### Exercício breve 1
Responde com base no excerto sobre o festival BEAST:
(a) Quantos anos depois regressa Kateryna Gornostai ao festival?
(b) O que impulsiona cada uma das vidas e histórias da secção IN (E)MOTION?
(c) De onde são os indivíduos queer que compõem a equipa?
### Exercício breve 2
No excerto sobre o festival BEAST, reescreve o trecho que vai de "Na secção IN(E)MOTION, a" até "e nunca consumado?", renomeando "festival" para "evento".
### Exercício breve 3
Traduz para inglês esta frase do excerto sobre o festival BEAST: "A morte de um ente-querido é aquilo que impulsiona cada uma destas vidas e histórias."

### Excerto
══════════
Na secção IN(E)MOTION, a efemeridade da vida é o ponto de partida. Estará o festival a propor que o verdadeiro “coming of age” é, afinal, um processo contínuo e nunca consumado?

A secção IN (E)MOTION apresenta um double-bill de filmes com retratos de diferentes pólos de um possível contexto cinematográfico coming-of-age: do urbano ao rural, do infantil ao juvenil, entre outros aspectos. A ligação, com esta base na diferenciação, recai sobre o confronto com a efemeridade da vida, em ambas as narrativas. A morte de um ente-querido é aquilo que impulsiona cada uma destas vidas e histórias. A ideia de um aproximar da idade adulta é algo que pode acontecer de diferentes formas, em diferentes alturas. Mas, mesmo na construção diária e constante do “eu”, que se espera sempre em evolução, atinge-se um certo “estado de adulto” a certo ponto, ao qual não se pode escapar. Aqui não procuramos ressignificar esse processo, há anos reflectido pelas várias artes - com direito a categorização específico -, mas sim um foco nesse movimento - e numa possível emocionalidade - que tal implica.

Com "Endless" e a secção How to Care for Cosmos, temos um cinema queer que se quer gesto curatorial. Mas até que ponto o cuidado e a visibilidade não são, também eles, estratégias de resistência institucional?

O gesto curatorial é algo que se pretende atento e cuidado em qualquer circunstância. Enquanto uma equipa composta por diversos indivíduos queer, de Portugal e da Europa Central de Leste, confrontados com realidades cada vez mais distópicas, de um acentuar de discurso de ódio e de tentativa de apagamento da existência e realidade queer, a representação queer na linha curatorial do festival é algo que o BEAST considera de ordem (sempre - e cada vez mais) urgente. A resistência, através de uma associação e de um espaço de criação de diálogo através - e com e pelo - cinema e artes, com diferentes públicos, é algo que está de forma inerente presente.

Em Re-Focus, a cineasta ucraniana Kateryna Gornostai regressa sete anos depois ao festival. No press release é mencionado que o seu regresso é um lembrete de como os artistas mudam, evoluem até, talvez influenciados pelo mundo ao seu redor. O que implica estas tais mudanças na curadoria de um festival como ao BEAST e se estarão abertos a todo o tipo de transições artísticas?
══════════
### Informação apresentada

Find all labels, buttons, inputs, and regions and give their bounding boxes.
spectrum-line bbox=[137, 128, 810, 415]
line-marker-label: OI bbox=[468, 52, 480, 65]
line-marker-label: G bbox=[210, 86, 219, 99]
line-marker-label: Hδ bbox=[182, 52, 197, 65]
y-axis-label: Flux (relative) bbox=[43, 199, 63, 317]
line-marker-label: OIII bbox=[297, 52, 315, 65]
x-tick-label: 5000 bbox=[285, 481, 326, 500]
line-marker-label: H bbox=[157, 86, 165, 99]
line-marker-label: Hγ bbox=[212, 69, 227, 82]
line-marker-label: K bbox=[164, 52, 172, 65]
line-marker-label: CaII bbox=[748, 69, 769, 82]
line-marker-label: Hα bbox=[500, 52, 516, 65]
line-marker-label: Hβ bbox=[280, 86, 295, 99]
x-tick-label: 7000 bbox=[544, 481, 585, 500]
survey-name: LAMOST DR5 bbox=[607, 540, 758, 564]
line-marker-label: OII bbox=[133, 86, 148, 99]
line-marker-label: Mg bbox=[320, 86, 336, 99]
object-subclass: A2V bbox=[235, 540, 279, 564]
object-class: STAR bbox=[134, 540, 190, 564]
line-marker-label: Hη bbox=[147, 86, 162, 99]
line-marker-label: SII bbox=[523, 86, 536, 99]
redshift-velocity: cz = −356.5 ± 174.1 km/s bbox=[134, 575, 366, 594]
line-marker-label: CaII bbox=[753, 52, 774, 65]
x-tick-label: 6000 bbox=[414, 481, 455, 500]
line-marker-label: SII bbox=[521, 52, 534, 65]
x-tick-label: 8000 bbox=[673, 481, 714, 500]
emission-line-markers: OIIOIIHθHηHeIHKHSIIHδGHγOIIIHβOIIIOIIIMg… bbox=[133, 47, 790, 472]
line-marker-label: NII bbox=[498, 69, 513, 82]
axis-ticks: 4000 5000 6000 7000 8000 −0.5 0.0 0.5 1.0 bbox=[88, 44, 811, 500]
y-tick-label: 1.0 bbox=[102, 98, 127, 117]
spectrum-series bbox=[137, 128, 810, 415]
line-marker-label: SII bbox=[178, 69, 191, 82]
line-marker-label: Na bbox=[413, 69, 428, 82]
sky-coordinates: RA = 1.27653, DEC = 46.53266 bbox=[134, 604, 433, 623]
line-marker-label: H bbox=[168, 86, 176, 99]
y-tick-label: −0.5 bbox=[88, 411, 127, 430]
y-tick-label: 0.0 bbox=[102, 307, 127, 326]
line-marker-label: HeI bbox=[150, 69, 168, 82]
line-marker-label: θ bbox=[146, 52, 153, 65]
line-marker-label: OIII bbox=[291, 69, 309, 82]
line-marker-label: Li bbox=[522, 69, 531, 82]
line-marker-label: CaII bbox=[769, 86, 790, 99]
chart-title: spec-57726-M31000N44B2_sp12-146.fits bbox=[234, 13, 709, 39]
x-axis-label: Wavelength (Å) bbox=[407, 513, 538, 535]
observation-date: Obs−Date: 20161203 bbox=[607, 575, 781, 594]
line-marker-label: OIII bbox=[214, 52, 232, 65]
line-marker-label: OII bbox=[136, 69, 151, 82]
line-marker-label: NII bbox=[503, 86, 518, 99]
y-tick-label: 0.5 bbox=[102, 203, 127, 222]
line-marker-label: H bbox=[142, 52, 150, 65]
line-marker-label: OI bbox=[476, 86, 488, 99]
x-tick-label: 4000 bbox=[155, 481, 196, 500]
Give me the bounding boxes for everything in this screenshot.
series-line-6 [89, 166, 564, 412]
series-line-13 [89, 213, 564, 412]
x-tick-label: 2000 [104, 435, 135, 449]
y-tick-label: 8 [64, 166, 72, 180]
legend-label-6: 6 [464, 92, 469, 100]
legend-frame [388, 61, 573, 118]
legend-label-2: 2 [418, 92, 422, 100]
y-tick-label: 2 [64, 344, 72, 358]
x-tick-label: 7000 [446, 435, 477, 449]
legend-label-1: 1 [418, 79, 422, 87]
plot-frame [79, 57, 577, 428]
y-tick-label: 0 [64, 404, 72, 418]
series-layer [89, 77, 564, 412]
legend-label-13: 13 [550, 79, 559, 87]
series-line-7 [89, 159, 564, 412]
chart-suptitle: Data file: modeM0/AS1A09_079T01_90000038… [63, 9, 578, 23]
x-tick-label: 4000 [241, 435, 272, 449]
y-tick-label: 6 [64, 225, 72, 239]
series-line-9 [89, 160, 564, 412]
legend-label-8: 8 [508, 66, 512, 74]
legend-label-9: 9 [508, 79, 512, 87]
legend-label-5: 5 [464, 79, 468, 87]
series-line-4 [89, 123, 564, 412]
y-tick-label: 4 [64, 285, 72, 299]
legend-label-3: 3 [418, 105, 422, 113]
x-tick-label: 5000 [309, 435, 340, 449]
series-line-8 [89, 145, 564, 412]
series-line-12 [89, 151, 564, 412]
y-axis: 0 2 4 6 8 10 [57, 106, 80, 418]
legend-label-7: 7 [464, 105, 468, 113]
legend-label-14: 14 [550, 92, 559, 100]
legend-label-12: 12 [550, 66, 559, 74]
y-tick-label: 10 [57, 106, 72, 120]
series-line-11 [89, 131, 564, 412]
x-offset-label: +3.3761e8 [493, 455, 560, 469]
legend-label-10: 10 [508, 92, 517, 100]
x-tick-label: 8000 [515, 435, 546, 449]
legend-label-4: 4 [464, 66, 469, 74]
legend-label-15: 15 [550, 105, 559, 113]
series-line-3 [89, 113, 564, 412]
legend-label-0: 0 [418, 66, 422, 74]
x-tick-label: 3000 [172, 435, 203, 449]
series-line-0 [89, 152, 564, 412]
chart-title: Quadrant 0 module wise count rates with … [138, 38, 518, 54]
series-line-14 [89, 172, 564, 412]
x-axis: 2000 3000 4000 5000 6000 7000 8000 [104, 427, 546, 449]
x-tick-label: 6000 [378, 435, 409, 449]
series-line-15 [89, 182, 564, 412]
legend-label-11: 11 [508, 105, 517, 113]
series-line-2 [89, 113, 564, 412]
══════════
### Resposta final 1
(a) Sete anos depois.
(b) A morte de um ente-querido.
(c) De Portugal e da Europa Central de Leste.

### Resposta final 2
Na secção IN(E)MOTION, a efemeridade da vida é o ponto de partida. Estará o evento a propor que o verdadeiro “coming of age” é, afinal, um processo contínuo e nunca consumado?

### Resposta final 3
The death of a loved one is what drives each of these lives and stories.